Megapix means jack shit if the camera aint up to the job.

Get one for review, ed!


----------



## editor (Aug 9, 2006)

riot sky said:
			
		

> As for anti-vibration, that's what tripods and walls are for. It be handy to have but if I was in a situation that I was wobbly I'd probably use a compact for size anyway (thinking of festivals, gigs n parties), if I am doing a 'serious' shot I'd use a tripod.


Nah, anti-shake is a real useful thing, particularly when you're using a long lens in an environment where a tripod can't be used. 

That's why pros shell out so much for anti shake lens.


----------



## Stanley Edwards (Aug 10, 2006)

I'd still buy the Sony (with Zeiss lens).

Hardly a major leap forward in electronics.

My guess is that all the big players still see the future money being optics and accessories. Zeiss and Nikon making for Sony. Nikon making for Zeiss... the list goes on. I think the electronics are going to become so cheap and become redundant so quickly that it will hardly be worth the big companies money in R&D or, marketing. Optical quality and build quality will be the main selling points. Although, the Sony anti-shake and anti-dust features are good.
# # # # # # #
** Work to do **
Can you resume the camera forum thread after its last sentence, in the same voice?

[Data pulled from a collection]
# # # # # # #
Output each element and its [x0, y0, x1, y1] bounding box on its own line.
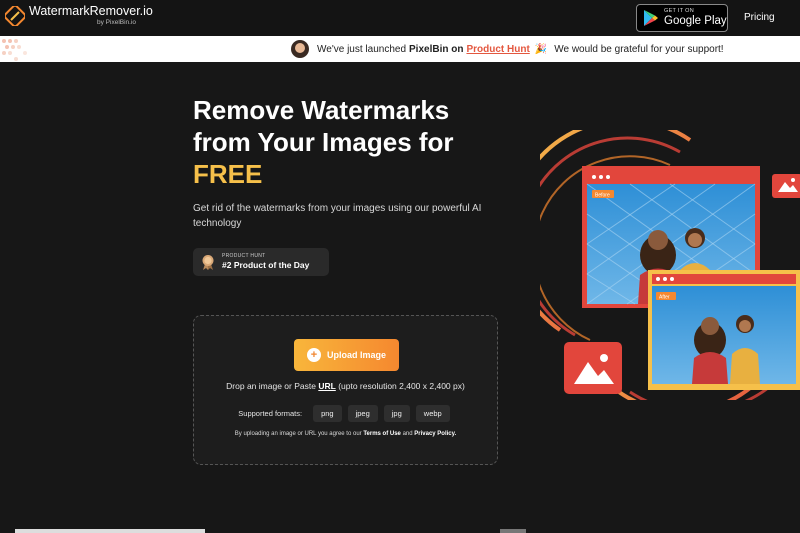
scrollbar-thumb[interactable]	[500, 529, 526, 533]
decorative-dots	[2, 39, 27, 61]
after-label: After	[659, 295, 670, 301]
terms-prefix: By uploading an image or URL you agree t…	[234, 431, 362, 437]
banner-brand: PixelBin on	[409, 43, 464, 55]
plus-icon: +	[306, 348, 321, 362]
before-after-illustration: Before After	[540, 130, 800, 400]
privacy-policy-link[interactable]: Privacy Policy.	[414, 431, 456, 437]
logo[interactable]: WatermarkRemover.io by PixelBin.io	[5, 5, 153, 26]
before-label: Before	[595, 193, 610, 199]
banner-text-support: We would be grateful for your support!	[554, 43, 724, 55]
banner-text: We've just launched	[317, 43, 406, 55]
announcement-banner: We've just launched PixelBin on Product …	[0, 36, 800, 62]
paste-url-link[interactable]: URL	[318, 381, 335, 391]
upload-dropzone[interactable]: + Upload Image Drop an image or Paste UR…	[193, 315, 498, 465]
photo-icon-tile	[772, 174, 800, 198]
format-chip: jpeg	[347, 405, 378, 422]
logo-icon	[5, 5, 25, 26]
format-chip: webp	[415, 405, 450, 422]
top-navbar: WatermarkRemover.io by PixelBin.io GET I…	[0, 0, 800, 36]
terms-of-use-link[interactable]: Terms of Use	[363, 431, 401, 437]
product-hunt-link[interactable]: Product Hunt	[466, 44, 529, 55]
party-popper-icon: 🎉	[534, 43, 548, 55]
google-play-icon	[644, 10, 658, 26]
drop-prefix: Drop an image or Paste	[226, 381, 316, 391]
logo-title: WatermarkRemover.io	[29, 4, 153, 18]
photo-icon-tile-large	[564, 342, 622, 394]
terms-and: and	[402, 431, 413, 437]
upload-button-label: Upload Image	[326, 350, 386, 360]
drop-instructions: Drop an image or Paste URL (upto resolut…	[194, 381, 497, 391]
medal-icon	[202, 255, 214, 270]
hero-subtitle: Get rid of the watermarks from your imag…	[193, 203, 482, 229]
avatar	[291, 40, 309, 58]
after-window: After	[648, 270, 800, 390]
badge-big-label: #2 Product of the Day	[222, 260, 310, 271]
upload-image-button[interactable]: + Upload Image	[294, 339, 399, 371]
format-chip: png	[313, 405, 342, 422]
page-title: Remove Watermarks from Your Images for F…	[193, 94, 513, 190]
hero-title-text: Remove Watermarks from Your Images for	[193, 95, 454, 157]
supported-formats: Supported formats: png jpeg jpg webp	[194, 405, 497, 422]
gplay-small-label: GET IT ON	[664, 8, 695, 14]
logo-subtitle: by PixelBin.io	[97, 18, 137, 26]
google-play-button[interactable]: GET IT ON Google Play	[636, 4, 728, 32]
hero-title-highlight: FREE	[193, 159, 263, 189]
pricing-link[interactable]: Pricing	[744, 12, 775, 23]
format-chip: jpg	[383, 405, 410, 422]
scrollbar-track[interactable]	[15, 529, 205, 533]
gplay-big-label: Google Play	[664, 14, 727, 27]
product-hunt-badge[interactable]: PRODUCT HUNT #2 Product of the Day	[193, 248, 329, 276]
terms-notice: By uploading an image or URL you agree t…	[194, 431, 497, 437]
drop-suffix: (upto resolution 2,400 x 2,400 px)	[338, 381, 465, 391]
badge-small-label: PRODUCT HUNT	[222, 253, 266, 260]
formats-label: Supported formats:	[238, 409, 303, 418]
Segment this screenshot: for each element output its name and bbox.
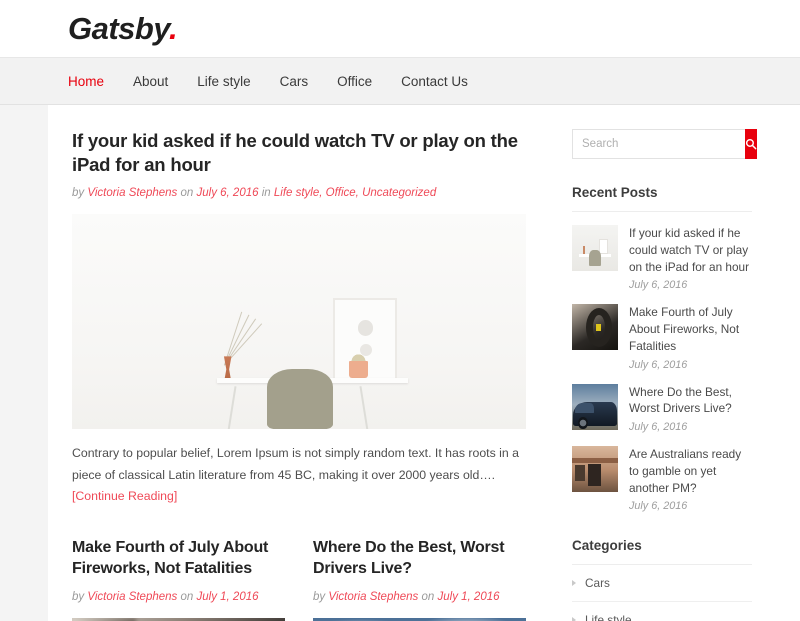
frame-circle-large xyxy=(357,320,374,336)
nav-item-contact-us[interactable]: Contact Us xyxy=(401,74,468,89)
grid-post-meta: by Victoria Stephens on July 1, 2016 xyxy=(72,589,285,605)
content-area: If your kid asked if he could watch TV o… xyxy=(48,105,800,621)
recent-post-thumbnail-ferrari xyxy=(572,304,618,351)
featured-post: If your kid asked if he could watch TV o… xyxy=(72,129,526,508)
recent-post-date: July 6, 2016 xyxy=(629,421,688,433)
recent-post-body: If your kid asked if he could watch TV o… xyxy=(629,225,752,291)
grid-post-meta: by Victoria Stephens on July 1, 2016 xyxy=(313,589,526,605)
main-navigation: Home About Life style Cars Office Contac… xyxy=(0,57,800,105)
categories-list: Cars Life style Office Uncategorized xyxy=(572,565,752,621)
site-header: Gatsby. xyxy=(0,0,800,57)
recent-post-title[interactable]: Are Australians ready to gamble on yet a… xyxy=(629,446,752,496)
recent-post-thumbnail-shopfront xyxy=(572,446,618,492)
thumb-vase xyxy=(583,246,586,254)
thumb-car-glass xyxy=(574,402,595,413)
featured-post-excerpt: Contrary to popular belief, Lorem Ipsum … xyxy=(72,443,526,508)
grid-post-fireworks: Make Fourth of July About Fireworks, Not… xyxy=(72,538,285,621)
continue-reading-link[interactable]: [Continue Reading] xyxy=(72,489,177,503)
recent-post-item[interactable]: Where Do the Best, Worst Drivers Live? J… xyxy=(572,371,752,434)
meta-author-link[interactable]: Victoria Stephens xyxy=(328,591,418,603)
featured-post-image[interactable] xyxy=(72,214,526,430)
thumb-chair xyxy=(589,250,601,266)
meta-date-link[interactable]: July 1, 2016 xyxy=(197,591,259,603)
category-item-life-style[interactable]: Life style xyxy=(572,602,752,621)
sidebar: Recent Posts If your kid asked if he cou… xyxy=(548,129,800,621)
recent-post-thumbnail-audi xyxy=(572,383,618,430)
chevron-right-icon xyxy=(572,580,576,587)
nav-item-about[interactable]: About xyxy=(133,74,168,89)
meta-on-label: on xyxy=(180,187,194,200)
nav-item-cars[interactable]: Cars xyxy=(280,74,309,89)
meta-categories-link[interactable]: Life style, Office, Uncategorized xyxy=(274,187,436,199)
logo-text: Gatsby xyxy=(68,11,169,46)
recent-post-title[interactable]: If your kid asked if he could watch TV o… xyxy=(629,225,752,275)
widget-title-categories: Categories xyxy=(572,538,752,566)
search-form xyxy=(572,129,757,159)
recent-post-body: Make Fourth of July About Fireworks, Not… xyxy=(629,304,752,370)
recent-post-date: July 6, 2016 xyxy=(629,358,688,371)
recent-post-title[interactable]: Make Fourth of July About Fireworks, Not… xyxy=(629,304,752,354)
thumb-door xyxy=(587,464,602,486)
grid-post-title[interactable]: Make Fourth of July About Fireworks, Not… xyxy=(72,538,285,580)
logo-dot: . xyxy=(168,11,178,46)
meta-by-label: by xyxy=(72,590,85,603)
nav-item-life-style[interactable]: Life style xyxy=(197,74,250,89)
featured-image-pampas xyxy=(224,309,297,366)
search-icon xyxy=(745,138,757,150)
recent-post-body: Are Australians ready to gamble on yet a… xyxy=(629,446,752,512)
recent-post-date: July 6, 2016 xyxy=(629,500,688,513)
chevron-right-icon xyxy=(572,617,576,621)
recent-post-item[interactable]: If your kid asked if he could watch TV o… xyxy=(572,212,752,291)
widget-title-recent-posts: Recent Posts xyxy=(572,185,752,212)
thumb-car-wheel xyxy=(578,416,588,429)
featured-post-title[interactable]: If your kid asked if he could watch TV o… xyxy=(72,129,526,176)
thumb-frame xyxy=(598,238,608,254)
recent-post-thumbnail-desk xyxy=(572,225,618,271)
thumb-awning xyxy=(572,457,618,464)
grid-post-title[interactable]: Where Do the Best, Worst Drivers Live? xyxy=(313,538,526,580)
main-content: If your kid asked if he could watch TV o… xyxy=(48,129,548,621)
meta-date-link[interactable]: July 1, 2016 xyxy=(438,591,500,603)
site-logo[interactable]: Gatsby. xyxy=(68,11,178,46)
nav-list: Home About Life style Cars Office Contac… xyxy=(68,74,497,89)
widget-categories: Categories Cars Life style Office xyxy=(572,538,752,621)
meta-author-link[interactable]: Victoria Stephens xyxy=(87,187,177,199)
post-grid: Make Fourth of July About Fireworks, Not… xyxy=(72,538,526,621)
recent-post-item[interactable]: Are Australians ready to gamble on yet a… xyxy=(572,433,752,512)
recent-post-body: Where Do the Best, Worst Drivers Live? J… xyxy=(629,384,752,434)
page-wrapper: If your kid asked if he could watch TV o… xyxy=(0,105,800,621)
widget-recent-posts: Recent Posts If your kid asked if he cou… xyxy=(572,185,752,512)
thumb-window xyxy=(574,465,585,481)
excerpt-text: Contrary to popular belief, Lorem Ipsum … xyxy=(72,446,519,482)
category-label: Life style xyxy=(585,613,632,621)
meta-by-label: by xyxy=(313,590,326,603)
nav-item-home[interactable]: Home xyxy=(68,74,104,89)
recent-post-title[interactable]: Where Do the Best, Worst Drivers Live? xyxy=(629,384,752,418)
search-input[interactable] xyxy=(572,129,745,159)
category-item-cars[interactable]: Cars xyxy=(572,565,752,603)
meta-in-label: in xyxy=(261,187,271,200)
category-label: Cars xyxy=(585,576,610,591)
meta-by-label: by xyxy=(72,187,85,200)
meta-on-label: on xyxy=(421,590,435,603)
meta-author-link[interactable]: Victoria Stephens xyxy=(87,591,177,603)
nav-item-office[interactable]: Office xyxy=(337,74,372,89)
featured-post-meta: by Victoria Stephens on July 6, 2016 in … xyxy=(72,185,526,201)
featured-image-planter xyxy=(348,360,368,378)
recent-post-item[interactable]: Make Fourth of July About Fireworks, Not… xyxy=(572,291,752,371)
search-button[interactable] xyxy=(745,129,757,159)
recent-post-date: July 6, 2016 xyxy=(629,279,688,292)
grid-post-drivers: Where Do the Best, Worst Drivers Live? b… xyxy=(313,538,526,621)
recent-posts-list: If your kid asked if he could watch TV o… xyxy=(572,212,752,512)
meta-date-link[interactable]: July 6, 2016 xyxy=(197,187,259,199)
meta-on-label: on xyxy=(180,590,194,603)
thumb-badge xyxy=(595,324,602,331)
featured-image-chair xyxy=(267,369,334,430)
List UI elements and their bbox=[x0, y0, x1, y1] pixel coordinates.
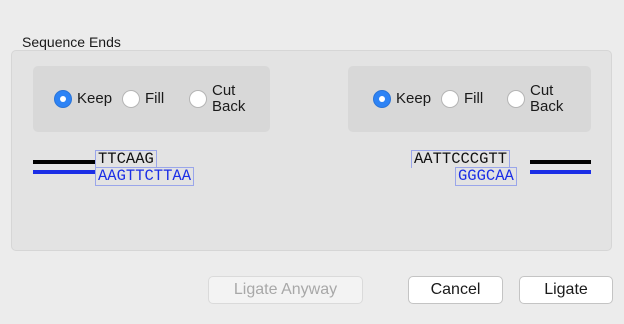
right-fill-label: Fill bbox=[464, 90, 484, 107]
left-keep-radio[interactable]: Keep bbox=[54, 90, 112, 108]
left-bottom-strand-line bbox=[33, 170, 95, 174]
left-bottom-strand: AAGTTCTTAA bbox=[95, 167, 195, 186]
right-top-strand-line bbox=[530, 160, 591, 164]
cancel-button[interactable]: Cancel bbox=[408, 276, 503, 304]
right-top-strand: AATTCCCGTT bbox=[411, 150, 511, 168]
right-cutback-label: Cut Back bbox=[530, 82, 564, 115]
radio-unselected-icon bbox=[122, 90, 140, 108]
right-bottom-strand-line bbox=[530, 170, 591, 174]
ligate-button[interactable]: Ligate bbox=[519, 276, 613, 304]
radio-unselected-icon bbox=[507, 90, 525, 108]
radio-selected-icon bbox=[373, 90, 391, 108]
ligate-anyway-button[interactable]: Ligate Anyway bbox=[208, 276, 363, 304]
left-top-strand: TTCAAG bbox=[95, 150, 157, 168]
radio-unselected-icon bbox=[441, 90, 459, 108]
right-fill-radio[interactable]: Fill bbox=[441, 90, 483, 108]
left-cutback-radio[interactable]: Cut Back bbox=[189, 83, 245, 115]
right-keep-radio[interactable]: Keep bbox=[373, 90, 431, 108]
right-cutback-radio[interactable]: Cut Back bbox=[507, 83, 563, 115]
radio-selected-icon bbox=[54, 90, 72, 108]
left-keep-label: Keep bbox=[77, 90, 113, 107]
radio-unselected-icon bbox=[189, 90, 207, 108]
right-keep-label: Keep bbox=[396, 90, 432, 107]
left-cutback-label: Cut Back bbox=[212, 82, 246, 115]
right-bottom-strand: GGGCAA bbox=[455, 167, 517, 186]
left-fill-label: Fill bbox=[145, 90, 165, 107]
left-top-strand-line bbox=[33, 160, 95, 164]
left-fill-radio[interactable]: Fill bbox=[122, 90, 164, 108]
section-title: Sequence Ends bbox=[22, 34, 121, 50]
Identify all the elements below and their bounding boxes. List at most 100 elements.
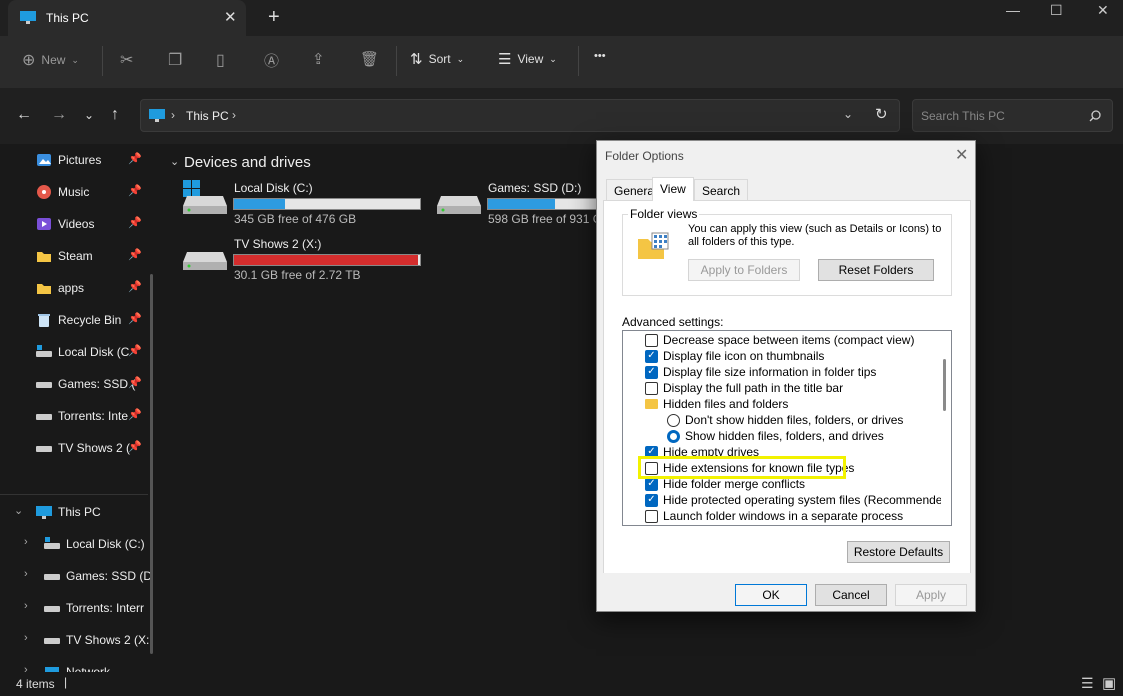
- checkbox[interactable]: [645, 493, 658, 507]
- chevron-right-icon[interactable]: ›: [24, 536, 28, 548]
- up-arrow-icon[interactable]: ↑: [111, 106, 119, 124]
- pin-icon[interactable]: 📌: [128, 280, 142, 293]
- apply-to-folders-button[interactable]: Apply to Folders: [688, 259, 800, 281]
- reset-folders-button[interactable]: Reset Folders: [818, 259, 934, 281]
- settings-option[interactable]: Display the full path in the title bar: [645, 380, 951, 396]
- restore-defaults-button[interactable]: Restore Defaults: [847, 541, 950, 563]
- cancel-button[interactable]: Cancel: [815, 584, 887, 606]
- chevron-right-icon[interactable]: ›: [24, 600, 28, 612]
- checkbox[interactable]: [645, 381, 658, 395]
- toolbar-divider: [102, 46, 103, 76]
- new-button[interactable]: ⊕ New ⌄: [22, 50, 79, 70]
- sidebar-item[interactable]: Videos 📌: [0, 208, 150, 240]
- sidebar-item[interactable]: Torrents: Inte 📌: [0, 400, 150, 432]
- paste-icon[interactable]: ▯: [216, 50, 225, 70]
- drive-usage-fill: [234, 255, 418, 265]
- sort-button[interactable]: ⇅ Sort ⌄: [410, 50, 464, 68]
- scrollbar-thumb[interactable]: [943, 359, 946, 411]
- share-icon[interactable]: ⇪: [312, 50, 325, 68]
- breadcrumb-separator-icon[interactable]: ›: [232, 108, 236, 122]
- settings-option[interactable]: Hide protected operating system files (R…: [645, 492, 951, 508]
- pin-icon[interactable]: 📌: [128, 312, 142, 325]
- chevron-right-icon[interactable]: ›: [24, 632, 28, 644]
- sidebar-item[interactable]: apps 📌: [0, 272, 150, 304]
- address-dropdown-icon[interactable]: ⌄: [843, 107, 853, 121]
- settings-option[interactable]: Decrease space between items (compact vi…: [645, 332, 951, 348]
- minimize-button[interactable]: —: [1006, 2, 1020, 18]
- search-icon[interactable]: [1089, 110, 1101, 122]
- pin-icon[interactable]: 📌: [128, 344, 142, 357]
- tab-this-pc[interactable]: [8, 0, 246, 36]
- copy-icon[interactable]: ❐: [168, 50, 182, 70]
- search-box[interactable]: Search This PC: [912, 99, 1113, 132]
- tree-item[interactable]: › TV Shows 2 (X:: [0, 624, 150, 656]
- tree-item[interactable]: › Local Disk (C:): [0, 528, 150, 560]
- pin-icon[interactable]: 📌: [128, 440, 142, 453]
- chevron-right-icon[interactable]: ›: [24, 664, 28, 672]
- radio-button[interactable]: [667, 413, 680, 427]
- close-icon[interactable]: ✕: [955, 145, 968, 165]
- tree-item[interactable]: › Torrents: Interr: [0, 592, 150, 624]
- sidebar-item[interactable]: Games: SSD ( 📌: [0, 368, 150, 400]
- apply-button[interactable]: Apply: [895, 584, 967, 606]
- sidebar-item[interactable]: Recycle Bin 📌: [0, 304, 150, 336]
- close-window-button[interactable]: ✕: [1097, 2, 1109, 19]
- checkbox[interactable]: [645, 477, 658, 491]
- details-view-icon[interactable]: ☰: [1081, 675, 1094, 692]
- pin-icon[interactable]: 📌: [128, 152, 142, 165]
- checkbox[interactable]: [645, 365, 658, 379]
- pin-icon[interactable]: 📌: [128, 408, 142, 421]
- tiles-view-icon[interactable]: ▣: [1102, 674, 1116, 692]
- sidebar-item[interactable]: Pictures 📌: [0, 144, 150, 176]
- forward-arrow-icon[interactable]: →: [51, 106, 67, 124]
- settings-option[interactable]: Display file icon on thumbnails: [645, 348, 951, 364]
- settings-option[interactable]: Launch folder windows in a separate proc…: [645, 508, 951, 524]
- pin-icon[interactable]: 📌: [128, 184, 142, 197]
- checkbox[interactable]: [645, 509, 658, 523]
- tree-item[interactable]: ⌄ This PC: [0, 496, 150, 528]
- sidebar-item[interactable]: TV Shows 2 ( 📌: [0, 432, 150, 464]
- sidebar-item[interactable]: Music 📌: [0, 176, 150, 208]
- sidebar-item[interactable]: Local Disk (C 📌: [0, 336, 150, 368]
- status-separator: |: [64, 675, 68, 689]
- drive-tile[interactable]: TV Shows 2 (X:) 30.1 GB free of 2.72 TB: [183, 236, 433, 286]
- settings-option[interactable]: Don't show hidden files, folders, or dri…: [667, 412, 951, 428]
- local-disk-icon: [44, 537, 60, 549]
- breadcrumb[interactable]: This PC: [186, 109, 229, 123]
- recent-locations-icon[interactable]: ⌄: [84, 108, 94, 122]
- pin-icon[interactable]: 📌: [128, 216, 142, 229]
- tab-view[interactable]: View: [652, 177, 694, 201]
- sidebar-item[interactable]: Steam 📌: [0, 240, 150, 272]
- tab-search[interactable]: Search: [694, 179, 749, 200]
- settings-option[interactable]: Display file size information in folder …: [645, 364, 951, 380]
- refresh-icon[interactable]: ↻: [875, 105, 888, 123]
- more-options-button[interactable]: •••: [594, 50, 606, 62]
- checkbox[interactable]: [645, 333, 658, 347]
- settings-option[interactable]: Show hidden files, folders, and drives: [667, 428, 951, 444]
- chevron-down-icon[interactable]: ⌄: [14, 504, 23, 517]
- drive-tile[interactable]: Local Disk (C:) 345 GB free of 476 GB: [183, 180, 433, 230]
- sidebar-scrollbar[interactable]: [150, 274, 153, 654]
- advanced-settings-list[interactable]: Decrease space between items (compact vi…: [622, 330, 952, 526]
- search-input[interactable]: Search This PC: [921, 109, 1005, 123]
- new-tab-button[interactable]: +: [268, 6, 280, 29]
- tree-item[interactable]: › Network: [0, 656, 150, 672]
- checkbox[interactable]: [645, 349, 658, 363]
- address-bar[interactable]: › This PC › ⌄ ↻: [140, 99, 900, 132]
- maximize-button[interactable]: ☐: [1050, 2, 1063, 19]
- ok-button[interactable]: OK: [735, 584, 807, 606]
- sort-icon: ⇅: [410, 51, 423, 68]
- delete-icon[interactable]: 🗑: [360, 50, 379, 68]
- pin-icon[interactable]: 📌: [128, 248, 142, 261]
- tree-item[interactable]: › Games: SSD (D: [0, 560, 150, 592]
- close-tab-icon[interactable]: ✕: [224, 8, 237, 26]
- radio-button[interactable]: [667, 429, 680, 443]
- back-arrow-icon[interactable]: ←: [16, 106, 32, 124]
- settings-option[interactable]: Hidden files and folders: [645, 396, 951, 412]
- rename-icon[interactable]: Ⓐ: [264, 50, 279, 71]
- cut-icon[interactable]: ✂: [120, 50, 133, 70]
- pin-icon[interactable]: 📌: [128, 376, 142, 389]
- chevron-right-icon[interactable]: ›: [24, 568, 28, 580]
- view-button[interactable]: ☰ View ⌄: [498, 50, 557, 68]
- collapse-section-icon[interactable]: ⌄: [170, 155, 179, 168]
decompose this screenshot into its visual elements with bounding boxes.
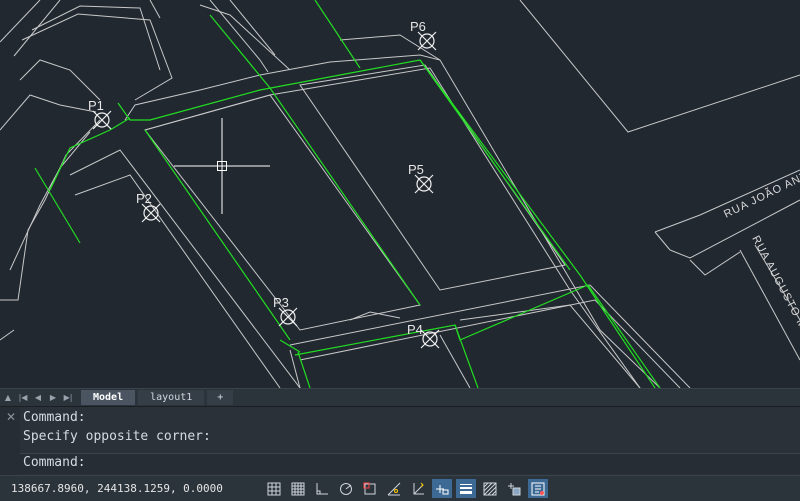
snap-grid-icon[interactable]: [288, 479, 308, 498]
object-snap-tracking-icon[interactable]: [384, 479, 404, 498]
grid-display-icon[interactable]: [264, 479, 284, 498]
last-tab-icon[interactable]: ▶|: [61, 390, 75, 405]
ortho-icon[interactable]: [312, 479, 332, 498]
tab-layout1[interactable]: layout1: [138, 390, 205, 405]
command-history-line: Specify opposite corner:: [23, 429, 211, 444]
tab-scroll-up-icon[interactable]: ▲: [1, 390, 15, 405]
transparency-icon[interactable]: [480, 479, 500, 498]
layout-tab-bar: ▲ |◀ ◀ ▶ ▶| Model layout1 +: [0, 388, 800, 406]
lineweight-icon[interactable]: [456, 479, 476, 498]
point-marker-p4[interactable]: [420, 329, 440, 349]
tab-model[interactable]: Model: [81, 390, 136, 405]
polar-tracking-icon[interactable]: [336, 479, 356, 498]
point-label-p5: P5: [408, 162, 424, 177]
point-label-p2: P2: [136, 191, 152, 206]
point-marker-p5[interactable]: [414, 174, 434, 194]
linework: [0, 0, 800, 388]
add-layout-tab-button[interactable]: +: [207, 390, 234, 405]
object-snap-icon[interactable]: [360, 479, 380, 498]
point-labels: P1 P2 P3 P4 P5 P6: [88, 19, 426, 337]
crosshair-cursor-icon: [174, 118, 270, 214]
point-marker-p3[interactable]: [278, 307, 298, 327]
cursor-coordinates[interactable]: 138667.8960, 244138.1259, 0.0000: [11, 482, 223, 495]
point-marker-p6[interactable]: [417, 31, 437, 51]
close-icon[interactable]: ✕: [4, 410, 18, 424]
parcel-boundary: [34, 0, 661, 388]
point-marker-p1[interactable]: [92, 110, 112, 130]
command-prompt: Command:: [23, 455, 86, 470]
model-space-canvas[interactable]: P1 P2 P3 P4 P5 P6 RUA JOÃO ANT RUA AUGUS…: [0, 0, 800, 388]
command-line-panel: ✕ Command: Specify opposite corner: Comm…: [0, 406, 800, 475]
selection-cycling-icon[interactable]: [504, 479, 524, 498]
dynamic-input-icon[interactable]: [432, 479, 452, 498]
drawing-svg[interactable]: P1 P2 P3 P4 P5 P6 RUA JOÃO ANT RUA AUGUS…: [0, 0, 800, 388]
# # # # # # #
** The response **
I fear Leica are going to suffer some serious image damage. The second hand market is already full of crap little cameras that no one wants with the Leica badge on them.

I saw someone using a 5MP Leica the other day. He was almost embarrased when I started asking questions about the receptor. Even the expensive ones of just two years ago are shit today!


----------



## editor (Aug 10, 2006)

Stanley Edwards said:
			
		

> I'd still buy the Sony (with Zeiss lens).


It's almost certainly the Sony sensor in the new Nikon, although the build quality didn't look too hot on the Sony I saw (albeit through a window).

But anti-shake and anti-dust are two very big plus points to me.


----------



## Firky (Aug 10, 2006)

Stanley Edwards said:
			
		

> I saw someone using a 5MP Leica the other day. He was almost embarrased when I started asking questions about the receptor. Even the expensive ones of just two years ago are shit today!



That comes with any electronic product, computers, TVs, etc. all have a short life span of X years. I sometimes wonder if they sit on new technology until they have recouped and made a profit on their current goods.

I personally think in a few years they'll be a film revival, just like there was with vinyl!


----------



## Stanley Edwards (Aug 10, 2006)

editor said:
			
		

> It's almost certainly the Sony sensor in the new Nikon, although the build quality didn't look too hot on the Sony I saw (albeit through a window).
> 
> But anti-shake and anti-dust are two very big plus points to me.



Build quality is a big plus for me. Even so, I would possibly take the Sony simply for the Zeiss lens option. I'm just a sucker for Zeiss optics. 

The whole market is getting a bit homogenous. Everyone sharing each others bits!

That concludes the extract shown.